ИСХОДНЫЙ ТЕКСТ:
§

Однако вот что хотелось бы понять. Почему все как один взъелись именно на Лесючевского? Раскройте «Правду», № 199 за 1933 год, и сразу убедитесь, что у Лесючевского был не менее талантливый предшественник. Это никто иной, как Владимир Ермилов, хорошо известный в прежние времена литературный критик. Вот что он писал в статье «Юродствующая поэзия и поэзия миллионов (о "Торжестве земледелия" Н. Заболоцкого)»:
«Одною из масок, надеваемых классовым врагом, является шутовство, юродство. Утопить большое, трудное, серьезное революционное дело в потоке юродских, как будто беззлобных, просто шутовских слов, обессмыслить, опустить до уровня какой-то вселенской чепухи – вот о6ъективная классовая цель этого юродства. Представителем такого юродства в поэзии является Н. Заболоцкий – поэт, претендующий на своеобразное, неповторимое, оригинальное «видение мира»… нового в поэзии Заболоцкого столько же, сколько в любом старом-престаром буржуазном пасквиле на социализм. Его поэма "Торжество земледелия", напечатанная в № 2-3 ленинградского журнала "Звезда", и является самым ординарным пасквилем на коллективизацию сельского хозяйства. Как издавна представляли и представляют социализм все и всяческие буржуазные пасквилянты? Как торжество ограниченного самодовольства и животной тупости… Наша критика обязана была вскрыть перед широким читателем этот смысл поэмы Заболоцкого».

§

ПРЕДОСТАВЛЕННЫЕ СТРОКИ:
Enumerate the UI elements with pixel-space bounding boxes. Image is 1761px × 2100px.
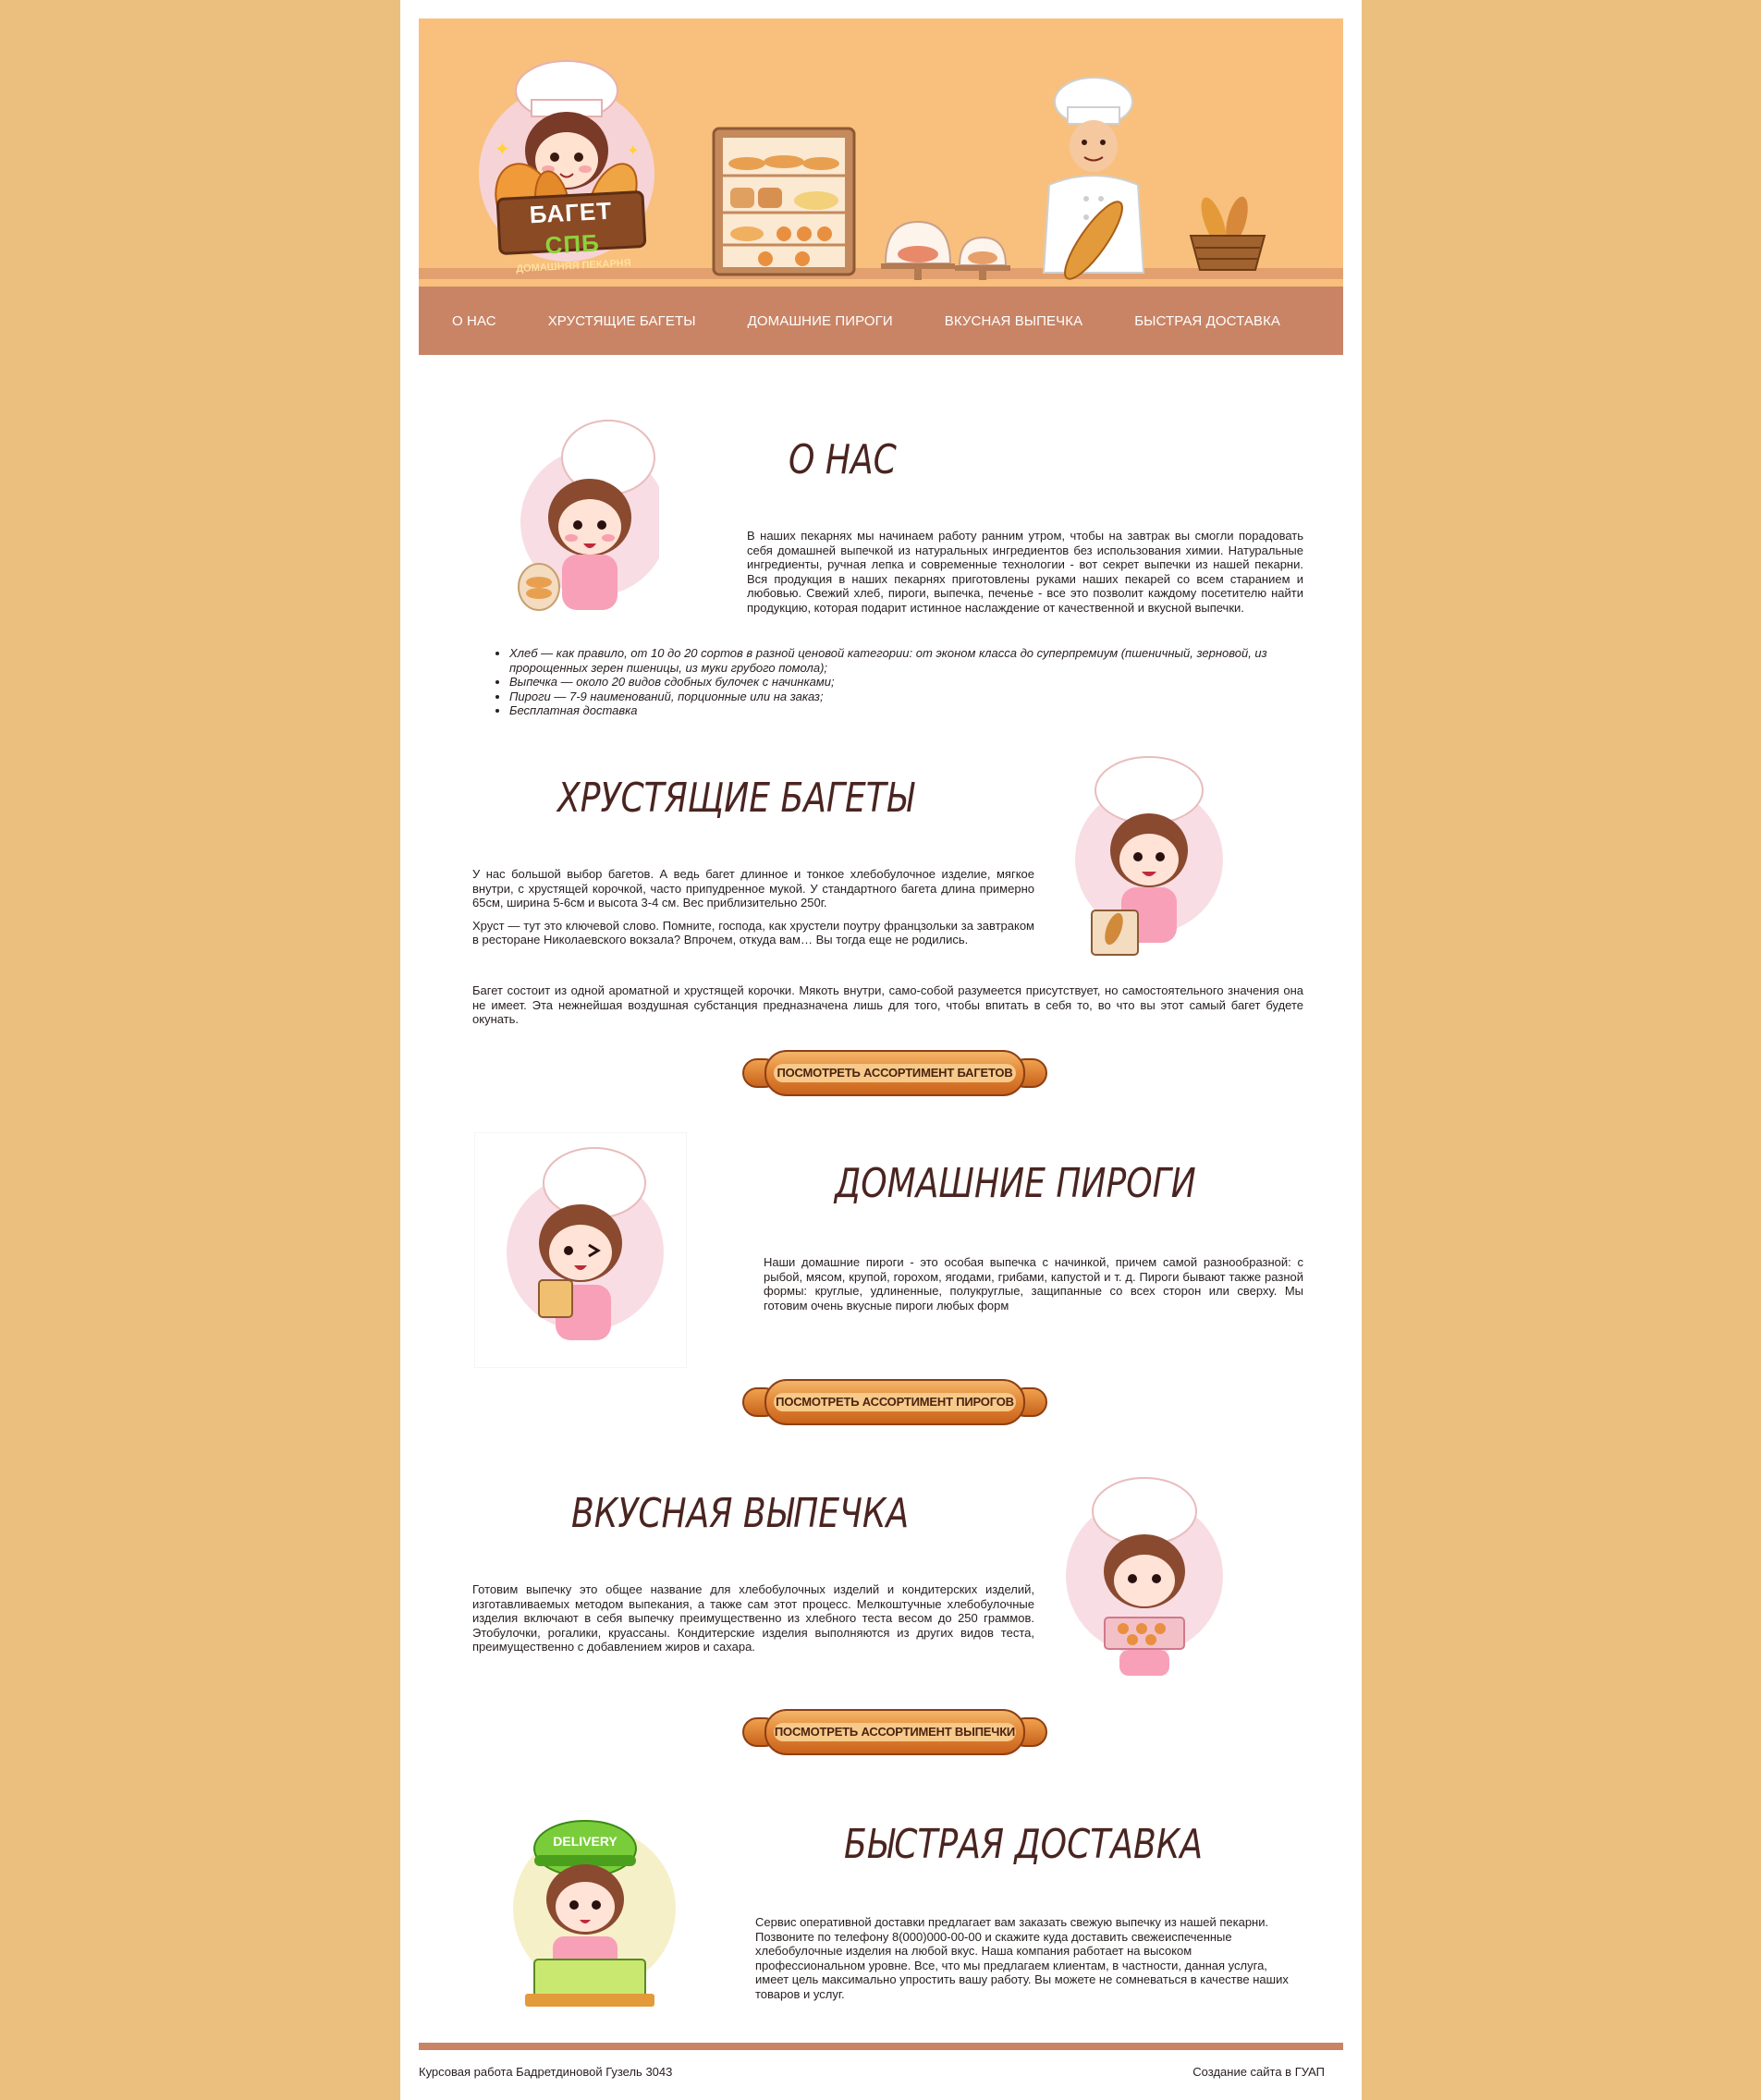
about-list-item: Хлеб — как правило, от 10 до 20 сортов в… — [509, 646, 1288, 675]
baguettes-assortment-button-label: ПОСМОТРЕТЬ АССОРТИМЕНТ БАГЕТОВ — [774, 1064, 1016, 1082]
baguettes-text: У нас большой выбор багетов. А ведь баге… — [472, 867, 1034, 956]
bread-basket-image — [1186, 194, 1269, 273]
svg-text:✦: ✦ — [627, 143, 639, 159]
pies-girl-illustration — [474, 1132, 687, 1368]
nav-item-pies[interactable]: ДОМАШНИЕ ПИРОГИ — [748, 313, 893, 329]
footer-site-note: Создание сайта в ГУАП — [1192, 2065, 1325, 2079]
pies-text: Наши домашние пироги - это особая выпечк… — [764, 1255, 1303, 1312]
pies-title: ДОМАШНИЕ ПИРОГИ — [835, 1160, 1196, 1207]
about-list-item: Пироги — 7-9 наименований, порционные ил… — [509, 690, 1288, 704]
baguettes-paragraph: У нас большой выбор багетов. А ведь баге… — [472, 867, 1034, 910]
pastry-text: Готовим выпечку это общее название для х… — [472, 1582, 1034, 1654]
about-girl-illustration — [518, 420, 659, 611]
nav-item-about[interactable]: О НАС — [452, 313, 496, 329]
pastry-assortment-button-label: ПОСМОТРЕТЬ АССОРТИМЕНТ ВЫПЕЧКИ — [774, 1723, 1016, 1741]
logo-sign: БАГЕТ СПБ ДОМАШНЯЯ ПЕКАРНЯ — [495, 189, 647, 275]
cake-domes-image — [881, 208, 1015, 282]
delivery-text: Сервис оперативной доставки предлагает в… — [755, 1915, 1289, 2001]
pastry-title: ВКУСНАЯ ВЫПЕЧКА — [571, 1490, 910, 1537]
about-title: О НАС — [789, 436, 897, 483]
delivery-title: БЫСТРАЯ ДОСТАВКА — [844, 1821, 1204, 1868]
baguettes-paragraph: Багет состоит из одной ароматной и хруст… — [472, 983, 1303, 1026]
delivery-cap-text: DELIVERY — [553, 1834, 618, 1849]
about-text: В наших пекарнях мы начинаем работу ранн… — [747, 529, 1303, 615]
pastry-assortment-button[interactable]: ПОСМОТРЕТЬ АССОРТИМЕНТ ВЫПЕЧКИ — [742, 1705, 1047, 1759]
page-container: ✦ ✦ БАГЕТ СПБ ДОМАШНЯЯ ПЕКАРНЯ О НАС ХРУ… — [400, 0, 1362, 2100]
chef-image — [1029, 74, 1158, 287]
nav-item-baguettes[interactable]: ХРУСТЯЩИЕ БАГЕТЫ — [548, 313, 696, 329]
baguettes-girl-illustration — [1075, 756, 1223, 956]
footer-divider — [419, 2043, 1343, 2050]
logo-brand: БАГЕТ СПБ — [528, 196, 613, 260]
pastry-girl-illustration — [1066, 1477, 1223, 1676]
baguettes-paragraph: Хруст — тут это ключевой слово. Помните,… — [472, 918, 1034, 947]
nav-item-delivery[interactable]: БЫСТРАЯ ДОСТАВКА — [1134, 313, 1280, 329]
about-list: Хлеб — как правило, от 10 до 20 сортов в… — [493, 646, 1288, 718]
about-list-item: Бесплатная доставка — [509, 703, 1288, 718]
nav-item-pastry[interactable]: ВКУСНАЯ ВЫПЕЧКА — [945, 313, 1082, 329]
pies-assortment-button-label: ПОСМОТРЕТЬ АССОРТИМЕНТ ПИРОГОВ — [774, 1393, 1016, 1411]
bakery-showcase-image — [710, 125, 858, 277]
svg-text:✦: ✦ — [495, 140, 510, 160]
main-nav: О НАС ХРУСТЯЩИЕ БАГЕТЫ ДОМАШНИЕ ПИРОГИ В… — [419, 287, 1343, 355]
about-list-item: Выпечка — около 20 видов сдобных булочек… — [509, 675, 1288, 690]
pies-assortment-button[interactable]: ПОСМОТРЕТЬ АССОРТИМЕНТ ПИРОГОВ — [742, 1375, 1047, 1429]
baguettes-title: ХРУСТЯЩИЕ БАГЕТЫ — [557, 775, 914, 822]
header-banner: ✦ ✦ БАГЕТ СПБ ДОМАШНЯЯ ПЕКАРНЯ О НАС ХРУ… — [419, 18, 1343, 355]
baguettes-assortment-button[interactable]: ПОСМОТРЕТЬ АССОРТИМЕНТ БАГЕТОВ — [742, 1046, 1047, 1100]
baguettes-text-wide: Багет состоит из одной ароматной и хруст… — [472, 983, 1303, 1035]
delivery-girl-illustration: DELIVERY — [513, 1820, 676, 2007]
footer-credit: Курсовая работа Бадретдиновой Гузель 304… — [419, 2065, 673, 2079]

§

ОБЯЗАТЕЛЬНОЕ ЗАДАНИЕ:
Перечислите всех людей, которые названы по фамилии в исходном тексте. Эти строки взяты из другого источника.

ОБРАЗЕЦ ОТВЕТА:
Лесючевский, Владимир Ермилов, Н. Заболоцкий.